§ STATED PROBLEM:
Copy every line of the records below that holds the word "this".

-- START OF EXERCISE INPUT --

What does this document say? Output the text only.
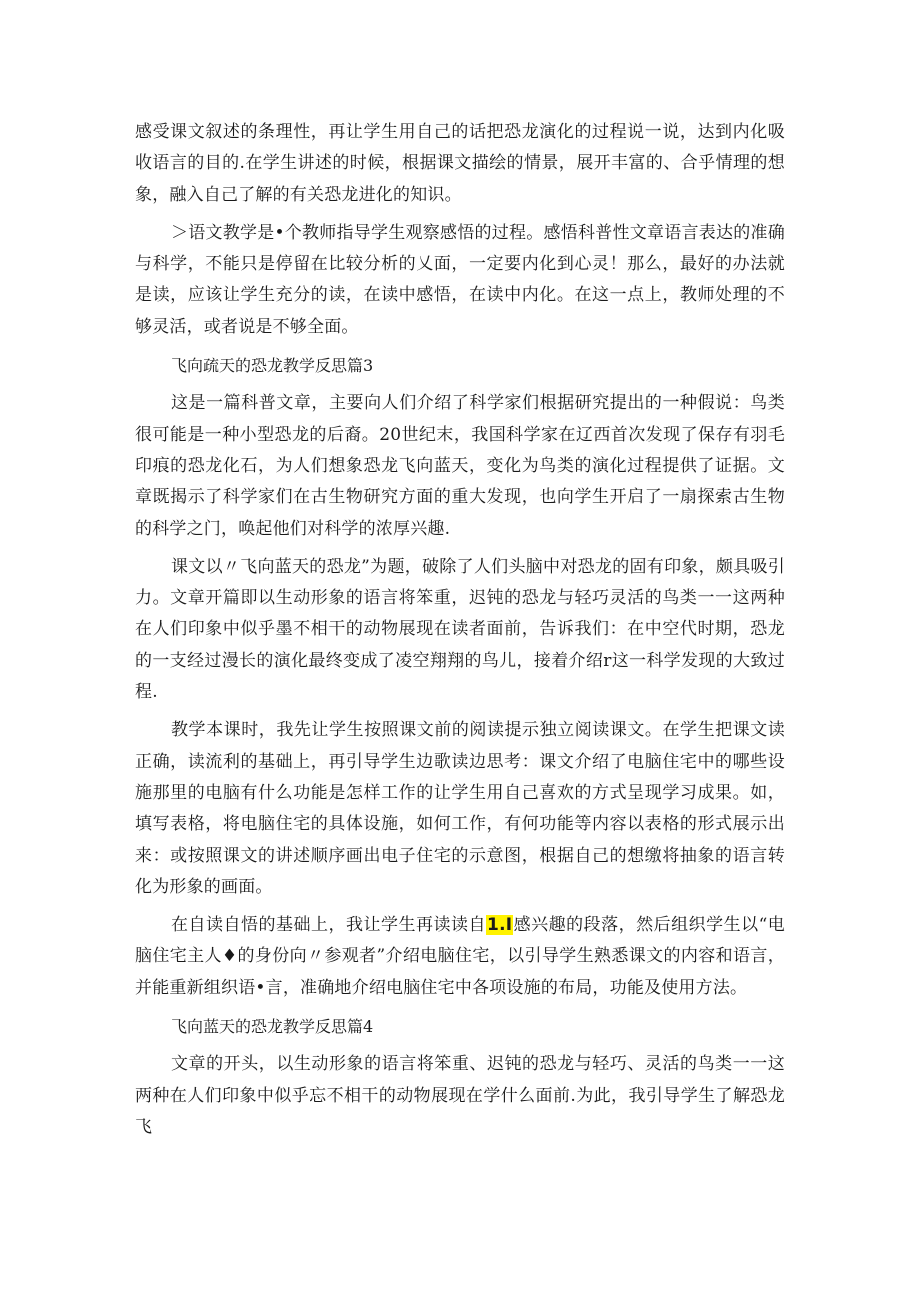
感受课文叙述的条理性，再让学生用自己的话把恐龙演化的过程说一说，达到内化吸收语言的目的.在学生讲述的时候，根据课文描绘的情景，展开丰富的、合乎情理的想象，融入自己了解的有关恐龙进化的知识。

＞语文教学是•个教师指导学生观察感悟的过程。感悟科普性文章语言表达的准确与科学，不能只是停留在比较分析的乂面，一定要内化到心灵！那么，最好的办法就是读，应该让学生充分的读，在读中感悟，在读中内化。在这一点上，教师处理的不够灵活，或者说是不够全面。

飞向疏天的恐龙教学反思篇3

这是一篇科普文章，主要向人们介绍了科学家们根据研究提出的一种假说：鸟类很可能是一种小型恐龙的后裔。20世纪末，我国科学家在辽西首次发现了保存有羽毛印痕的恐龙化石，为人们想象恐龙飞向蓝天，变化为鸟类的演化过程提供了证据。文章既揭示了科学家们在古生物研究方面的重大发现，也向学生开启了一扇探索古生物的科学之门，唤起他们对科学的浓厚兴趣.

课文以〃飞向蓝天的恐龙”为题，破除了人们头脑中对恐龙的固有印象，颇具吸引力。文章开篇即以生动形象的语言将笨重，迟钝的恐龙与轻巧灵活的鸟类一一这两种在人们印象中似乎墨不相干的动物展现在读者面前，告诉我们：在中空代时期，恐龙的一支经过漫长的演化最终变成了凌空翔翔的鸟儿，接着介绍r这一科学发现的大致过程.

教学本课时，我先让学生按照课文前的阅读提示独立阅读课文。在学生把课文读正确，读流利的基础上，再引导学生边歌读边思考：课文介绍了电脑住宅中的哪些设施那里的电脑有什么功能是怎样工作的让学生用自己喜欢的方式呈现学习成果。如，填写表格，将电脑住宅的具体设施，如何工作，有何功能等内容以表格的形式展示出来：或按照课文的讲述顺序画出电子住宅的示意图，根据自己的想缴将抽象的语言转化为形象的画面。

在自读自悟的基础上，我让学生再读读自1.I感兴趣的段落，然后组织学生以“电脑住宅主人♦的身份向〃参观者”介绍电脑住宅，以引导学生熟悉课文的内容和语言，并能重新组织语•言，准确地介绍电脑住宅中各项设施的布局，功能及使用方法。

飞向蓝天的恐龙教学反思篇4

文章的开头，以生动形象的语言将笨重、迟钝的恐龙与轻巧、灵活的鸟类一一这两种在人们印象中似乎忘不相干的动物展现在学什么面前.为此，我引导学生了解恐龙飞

-- END OF EXERCISE INPUT --
-- START OF EXERCISE INPUT --

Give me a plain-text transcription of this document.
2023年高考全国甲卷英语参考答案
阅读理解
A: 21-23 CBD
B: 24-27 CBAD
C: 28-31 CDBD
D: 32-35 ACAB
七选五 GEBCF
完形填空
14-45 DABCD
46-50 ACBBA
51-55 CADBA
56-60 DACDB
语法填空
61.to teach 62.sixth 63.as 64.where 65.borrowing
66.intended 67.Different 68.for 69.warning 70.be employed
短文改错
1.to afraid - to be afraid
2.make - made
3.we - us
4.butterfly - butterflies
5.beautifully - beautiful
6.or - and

-- END OF EXERCISE INPUT --

§ FINAL ANSWER:
What does this document say? Output the text only.
Give me a plain-text transcription of this document.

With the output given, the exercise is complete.